-- start Records shown --

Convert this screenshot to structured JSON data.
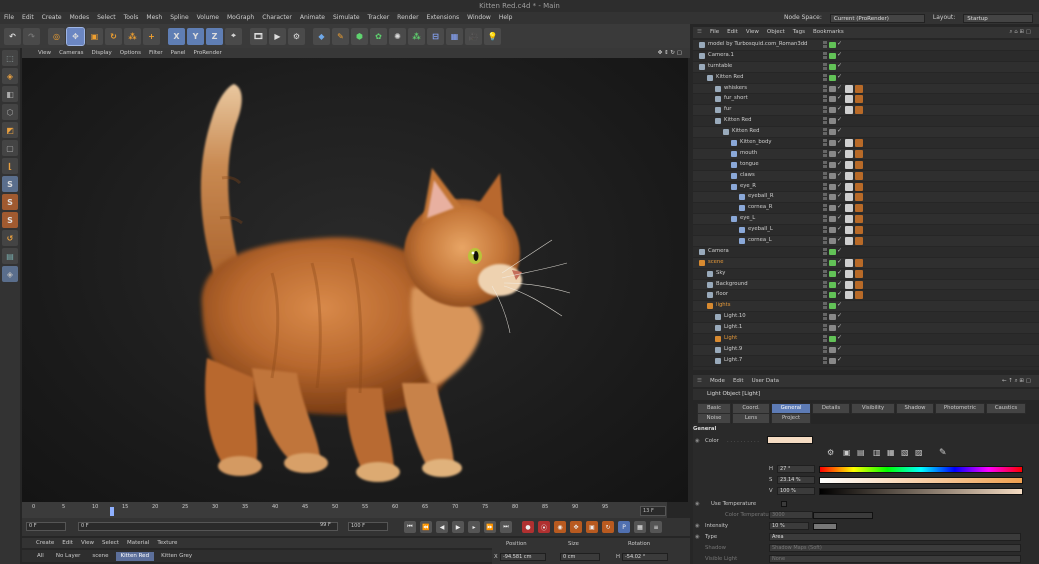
{
  "window": {
    "title": "Kitten Red.c4d * - Main"
  },
  "menubar": {
    "items": [
      "File",
      "Edit",
      "Create",
      "Modes",
      "Select",
      "Tools",
      "Mesh",
      "Spline",
      "Volume",
      "MoGraph",
      "Character",
      "Animate",
      "Simulate",
      "Tracker",
      "Render",
      "Extensions",
      "Window",
      "Help"
    ],
    "node_space_label": "Node Space:",
    "node_space_value": "Current (ProRender)",
    "layout_label": "Layout:",
    "layout_value": "Startup"
  },
  "toolbar": {
    "axis_x": "X",
    "axis_y": "Y",
    "axis_z": "Z"
  },
  "viewport": {
    "menu": [
      "View",
      "Cameras",
      "Display",
      "Options",
      "Filter",
      "Panel",
      "ProRender"
    ]
  },
  "timeline": {
    "ticks": [
      "0",
      "5",
      "10",
      "15",
      "20",
      "25",
      "30",
      "35",
      "40",
      "45",
      "50",
      "55",
      "60",
      "65",
      "70",
      "75",
      "80",
      "85",
      "90",
      "95"
    ],
    "current_frame": "13 F",
    "start_field": "0 F",
    "current_field": "0 F",
    "end_field": "99 F",
    "end_field2": "100 F"
  },
  "material_manager": {
    "menu": [
      "Create",
      "Edit",
      "View",
      "Select",
      "Material",
      "Texture"
    ],
    "filters": [
      "All",
      "No Layer",
      "scene",
      "Kitten Red",
      "Kitten Grey"
    ],
    "active_filter": "Kitten Red"
  },
  "coordinates": {
    "headers": [
      "Position",
      "Size",
      "Rotation"
    ],
    "x_label": "X",
    "position_x": "-94.581 cm",
    "size_x": "0 cm",
    "rotation_label": "H",
    "rotation_h": "-54.02 °"
  },
  "object_manager": {
    "menu": [
      "File",
      "Edit",
      "View",
      "Object",
      "Tags",
      "Bookmarks"
    ],
    "rows": [
      {
        "name": "model by Turbosquid.com_Roman3dd",
        "indent": 0,
        "color": "default"
      },
      {
        "name": "Camera.1",
        "indent": 0,
        "color": "default"
      },
      {
        "name": "turntable",
        "indent": 0,
        "color": "default"
      },
      {
        "name": "Kitten Red",
        "indent": 1,
        "color": "default"
      },
      {
        "name": "whiskers",
        "indent": 2,
        "color": "default"
      },
      {
        "name": "fur_short",
        "indent": 2,
        "color": "default"
      },
      {
        "name": "fur",
        "indent": 2,
        "color": "default"
      },
      {
        "name": "Kitten Red",
        "indent": 2,
        "color": "default"
      },
      {
        "name": "Kitten Red",
        "indent": 3,
        "color": "default"
      },
      {
        "name": "Kitten_body",
        "indent": 4,
        "color": "default"
      },
      {
        "name": "mouth",
        "indent": 4,
        "color": "default"
      },
      {
        "name": "tongue",
        "indent": 4,
        "color": "default"
      },
      {
        "name": "claws",
        "indent": 4,
        "color": "default"
      },
      {
        "name": "eye_R",
        "indent": 4,
        "color": "default"
      },
      {
        "name": "eyeball_R",
        "indent": 5,
        "color": "default"
      },
      {
        "name": "cornea_R",
        "indent": 5,
        "color": "default"
      },
      {
        "name": "eye_L",
        "indent": 4,
        "color": "default"
      },
      {
        "name": "eyeball_L",
        "indent": 5,
        "color": "default"
      },
      {
        "name": "cornea_L",
        "indent": 5,
        "color": "default"
      },
      {
        "name": "Camera",
        "indent": 0,
        "color": "default"
      },
      {
        "name": "scene",
        "indent": 0,
        "color": "orange"
      },
      {
        "name": "Sky",
        "indent": 1,
        "color": "default"
      },
      {
        "name": "Background",
        "indent": 1,
        "color": "default"
      },
      {
        "name": "floor",
        "indent": 1,
        "color": "default"
      },
      {
        "name": "lights",
        "indent": 1,
        "color": "orange"
      },
      {
        "name": "Light.10",
        "indent": 2,
        "color": "default"
      },
      {
        "name": "Light.1",
        "indent": 2,
        "color": "default"
      },
      {
        "name": "Light",
        "indent": 2,
        "color": "orange"
      },
      {
        "name": "Light.9",
        "indent": 2,
        "color": "default"
      },
      {
        "name": "Light.7",
        "indent": 2,
        "color": "default"
      }
    ]
  },
  "attribute_manager": {
    "menu": [
      "Mode",
      "Edit",
      "User Data"
    ],
    "object_title": "Light Object [Light]",
    "tabs_row1": [
      "Basic",
      "Coord.",
      "General",
      "Details",
      "Visibility",
      "Shadow",
      "Photometric",
      "Caustics"
    ],
    "tabs_row2": [
      "Noise",
      "Lens",
      "Project"
    ],
    "active_tab": "General",
    "section": "General",
    "color_label": "Color",
    "h_label": "H",
    "h_value": "27 °",
    "s_label": "S",
    "s_value": "23.14 %",
    "v_label": "V",
    "v_value": "100 %",
    "use_temp_label": "Use Temperature",
    "color_temp_label": "Color Temperature",
    "color_temp_value": "3000",
    "intensity_label": "Intensity",
    "intensity_value": "10 %",
    "type_label": "Type",
    "type_value": "Area",
    "shadow_label": "Shadow",
    "shadow_value": "Shadow Maps (Soft)",
    "visible_light_label": "Visible Light",
    "visible_light_value": "None",
    "swatch_color": "#f5dcc3"
  }
}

-- end Records shown --

Each line of the data is to be duplicated exactly; pictures stay out of the copy.

Convert this screenshot to structured JSON data.
{
  "window": {
    "title": "Kitten Red.c4d * - Main"
  },
  "menubar": {
    "items": [
      "File",
      "Edit",
      "Create",
      "Modes",
      "Select",
      "Tools",
      "Mesh",
      "Spline",
      "Volume",
      "MoGraph",
      "Character",
      "Animate",
      "Simulate",
      "Tracker",
      "Render",
      "Extensions",
      "Window",
      "Help"
    ],
    "node_space_label": "Node Space:",
    "node_space_value": "Current (ProRender)",
    "layout_label": "Layout:",
    "layout_value": "Startup"
  },
  "toolbar": {
    "axis_x": "X",
    "axis_y": "Y",
    "axis_z": "Z"
  },
  "viewport": {
    "menu": [
      "View",
      "Cameras",
      "Display",
      "Options",
      "Filter",
      "Panel",
      "ProRender"
    ]
  },
  "timeline": {
    "ticks": [
      "0",
      "5",
      "10",
      "15",
      "20",
      "25",
      "30",
      "35",
      "40",
      "45",
      "50",
      "55",
      "60",
      "65",
      "70",
      "75",
      "80",
      "85",
      "90",
      "95"
    ],
    "current_frame": "13 F",
    "start_field": "0 F",
    "current_field": "0 F",
    "end_field": "99 F",
    "end_field2": "100 F"
  },
  "material_manager": {
    "menu": [
      "Create",
      "Edit",
      "View",
      "Select",
      "Material",
      "Texture"
    ],
    "filters": [
      "All",
      "No Layer",
      "scene",
      "Kitten Red",
      "Kitten Grey"
    ],
    "active_filter": "Kitten Red"
  },
  "coordinates": {
    "headers": [
      "Position",
      "Size",
      "Rotation"
    ],
    "x_label": "X",
    "position_x": "-94.581 cm",
    "size_x": "0 cm",
    "rotation_label": "H",
    "rotation_h": "-54.02 °"
  },
  "object_manager": {
    "menu": [
      "File",
      "Edit",
      "View",
      "Object",
      "Tags",
      "Bookmarks"
    ],
    "rows": [
      {
        "name": "model by Turbosquid.com_Roman3dd",
        "indent": 0,
        "color": "default"
      },
      {
        "name": "Camera.1",
        "indent": 0,
        "color": "default"
      },
      {
        "name": "turntable",
        "indent": 0,
        "color": "default"
      },
      {
        "name": "Kitten Red",
        "indent": 1,
        "color": "default"
      },
      {
        "name": "whiskers",
        "indent": 2,
        "color": "default"
      },
      {
        "name": "fur_short",
        "indent": 2,
        "color": "default"
      },
      {
        "name": "fur",
        "indent": 2,
        "color": "default"
      },
      {
        "name": "Kitten Red",
        "indent": 2,
        "color": "default"
      },
      {
        "name": "Kitten Red",
        "indent": 3,
        "color": "default"
      },
      {
        "name": "Kitten_body",
        "indent": 4,
        "color": "default"
      },
      {
        "name": "mouth",
        "indent": 4,
        "color": "default"
      },
      {
        "name": "tongue",
        "indent": 4,
        "color": "default"
      },
      {
        "name": "claws",
        "indent": 4,
        "color": "default"
      },
      {
        "name": "eye_R",
        "indent": 4,
        "color": "default"
      },
      {
        "name": "eyeball_R",
        "indent": 5,
        "color": "default"
      },
      {
        "name": "cornea_R",
        "indent": 5,
        "color": "default"
      },
      {
        "name": "eye_L",
        "indent": 4,
        "color": "default"
      },
      {
        "name": "eyeball_L",
        "indent": 5,
        "color": "default"
      },
      {
        "name": "cornea_L",
        "indent": 5,
        "color": "default"
      },
      {
        "name": "Camera",
        "indent": 0,
        "color": "default"
      },
      {
        "name": "scene",
        "indent": 0,
        "color": "orange"
      },
      {
        "name": "Sky",
        "indent": 1,
        "color": "default"
      },
      {
        "name": "Background",
        "indent": 1,
        "color": "default"
      },
      {
        "name": "floor",
        "indent": 1,
        "color": "default"
      },
      {
        "name": "lights",
        "indent": 1,
        "color": "orange"
      },
      {
        "name": "Light.10",
        "indent": 2,
        "color": "default"
      },
      {
        "name": "Light.1",
        "indent": 2,
        "color": "default"
      },
      {
        "name": "Light",
        "indent": 2,
        "color": "orange"
      },
      {
        "name": "Light.9",
        "indent": 2,
        "color": "default"
      },
      {
        "name": "Light.7",
        "indent": 2,
        "color": "default"
      }
    ]
  },
  "attribute_manager": {
    "menu": [
      "Mode",
      "Edit",
      "User Data"
    ],
    "object_title": "Light Object [Light]",
    "tabs_row1": [
      "Basic",
      "Coord.",
      "General",
      "Details",
      "Visibility",
      "Shadow",
      "Photometric",
      "Caustics"
    ],
    "tabs_row2": [
      "Noise",
      "Lens",
      "Project"
    ],
    "active_tab": "General",
    "section": "General",
    "color_label": "Color",
    "h_label": "H",
    "h_value": "27 °",
    "s_label": "S",
    "s_value": "23.14 %",
    "v_label": "V",
    "v_value": "100 %",
    "use_temp_label": "Use Temperature",
    "color_temp_label": "Color Temperature",
    "color_temp_value": "3000",
    "intensity_label": "Intensity",
    "intensity_value": "10 %",
    "type_label": "Type",
    "type_value": "Area",
    "shadow_label": "Shadow",
    "shadow_value": "Shadow Maps (Soft)",
    "visible_light_label": "Visible Light",
    "visible_light_value": "None",
    "swatch_color": "#f5dcc3"
  }
}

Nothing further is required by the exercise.